[Data entries for graphics]
-*-*-

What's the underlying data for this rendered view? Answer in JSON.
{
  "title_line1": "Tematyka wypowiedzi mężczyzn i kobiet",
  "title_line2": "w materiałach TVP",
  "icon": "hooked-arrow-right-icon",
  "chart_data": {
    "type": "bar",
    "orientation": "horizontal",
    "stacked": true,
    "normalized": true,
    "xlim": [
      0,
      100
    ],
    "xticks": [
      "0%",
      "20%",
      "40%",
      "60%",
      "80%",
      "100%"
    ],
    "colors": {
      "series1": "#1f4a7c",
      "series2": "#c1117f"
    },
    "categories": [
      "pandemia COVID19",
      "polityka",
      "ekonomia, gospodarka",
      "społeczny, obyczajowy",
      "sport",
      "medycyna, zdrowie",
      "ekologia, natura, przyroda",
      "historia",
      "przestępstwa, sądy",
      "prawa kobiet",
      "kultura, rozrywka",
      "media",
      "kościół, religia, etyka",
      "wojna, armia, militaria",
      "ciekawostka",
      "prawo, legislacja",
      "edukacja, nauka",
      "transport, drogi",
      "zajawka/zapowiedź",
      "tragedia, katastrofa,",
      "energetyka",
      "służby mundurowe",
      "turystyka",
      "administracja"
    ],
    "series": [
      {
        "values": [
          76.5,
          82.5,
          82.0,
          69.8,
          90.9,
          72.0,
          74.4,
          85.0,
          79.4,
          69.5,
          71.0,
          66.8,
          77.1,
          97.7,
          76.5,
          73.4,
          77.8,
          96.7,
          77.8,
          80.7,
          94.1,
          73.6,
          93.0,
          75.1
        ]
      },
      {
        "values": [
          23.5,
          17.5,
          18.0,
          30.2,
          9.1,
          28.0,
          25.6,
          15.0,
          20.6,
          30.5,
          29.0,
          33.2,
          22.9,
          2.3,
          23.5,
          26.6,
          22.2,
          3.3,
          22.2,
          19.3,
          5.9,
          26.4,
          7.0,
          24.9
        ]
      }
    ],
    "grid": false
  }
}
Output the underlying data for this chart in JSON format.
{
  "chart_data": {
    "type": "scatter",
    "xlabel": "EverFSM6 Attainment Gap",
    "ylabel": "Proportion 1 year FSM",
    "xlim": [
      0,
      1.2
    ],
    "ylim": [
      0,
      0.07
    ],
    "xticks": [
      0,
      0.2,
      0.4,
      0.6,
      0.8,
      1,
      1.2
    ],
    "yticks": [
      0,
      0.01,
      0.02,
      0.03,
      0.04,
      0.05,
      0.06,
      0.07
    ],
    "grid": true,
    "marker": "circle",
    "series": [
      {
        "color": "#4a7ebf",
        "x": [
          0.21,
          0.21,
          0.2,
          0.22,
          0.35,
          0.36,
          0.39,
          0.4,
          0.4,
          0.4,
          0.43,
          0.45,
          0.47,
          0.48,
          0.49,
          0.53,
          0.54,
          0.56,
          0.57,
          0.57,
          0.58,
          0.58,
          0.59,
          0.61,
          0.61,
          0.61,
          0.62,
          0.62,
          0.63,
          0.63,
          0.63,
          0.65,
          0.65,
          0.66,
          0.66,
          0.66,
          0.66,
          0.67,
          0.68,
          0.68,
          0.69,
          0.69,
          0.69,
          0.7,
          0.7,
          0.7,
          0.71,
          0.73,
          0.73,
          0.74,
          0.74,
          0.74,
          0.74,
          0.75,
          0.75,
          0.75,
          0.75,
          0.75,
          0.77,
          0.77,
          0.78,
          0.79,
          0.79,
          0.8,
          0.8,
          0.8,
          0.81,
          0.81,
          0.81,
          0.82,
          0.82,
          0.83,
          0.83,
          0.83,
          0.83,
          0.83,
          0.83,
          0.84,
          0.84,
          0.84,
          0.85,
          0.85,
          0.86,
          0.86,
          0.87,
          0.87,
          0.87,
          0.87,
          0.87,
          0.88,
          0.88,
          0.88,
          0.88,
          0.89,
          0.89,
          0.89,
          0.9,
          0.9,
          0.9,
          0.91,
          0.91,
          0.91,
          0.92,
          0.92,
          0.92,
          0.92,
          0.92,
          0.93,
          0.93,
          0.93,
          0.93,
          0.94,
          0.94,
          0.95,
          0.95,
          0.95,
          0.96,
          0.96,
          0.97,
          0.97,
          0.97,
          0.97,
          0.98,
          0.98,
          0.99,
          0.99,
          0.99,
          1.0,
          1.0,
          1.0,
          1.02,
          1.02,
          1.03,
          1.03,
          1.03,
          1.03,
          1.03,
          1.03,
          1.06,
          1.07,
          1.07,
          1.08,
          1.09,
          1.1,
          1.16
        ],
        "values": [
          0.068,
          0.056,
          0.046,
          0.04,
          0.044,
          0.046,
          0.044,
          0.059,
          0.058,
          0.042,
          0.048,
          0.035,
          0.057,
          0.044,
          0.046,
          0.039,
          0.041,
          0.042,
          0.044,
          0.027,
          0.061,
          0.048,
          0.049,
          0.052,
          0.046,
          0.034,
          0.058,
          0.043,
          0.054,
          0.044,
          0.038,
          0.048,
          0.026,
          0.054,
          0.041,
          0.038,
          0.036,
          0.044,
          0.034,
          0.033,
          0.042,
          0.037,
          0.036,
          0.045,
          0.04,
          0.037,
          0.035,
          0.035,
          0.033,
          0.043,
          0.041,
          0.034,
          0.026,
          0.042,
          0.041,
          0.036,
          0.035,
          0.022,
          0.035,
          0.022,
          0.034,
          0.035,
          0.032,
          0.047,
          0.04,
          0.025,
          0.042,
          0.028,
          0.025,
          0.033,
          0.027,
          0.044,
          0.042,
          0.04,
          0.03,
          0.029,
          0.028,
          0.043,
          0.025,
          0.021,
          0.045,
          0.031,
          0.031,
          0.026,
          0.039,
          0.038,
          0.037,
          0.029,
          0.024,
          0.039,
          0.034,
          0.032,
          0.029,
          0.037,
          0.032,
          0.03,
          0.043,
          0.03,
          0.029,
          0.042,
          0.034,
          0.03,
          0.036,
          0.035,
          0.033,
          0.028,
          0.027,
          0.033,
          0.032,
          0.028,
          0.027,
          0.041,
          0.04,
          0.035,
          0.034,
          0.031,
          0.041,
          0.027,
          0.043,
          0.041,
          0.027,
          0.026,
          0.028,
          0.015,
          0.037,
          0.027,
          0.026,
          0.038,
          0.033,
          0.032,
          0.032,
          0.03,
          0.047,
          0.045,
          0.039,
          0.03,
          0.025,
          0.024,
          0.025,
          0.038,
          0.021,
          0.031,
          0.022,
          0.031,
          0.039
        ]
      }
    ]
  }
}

-*-*-

▶ [Exercise details]
In the entries above, find each line with the string "JSON" and copy it.

▶ [Result of this exercise]
What's the underlying data for this rendered view? Answer in JSON.
Output the underlying data for this chart in JSON format.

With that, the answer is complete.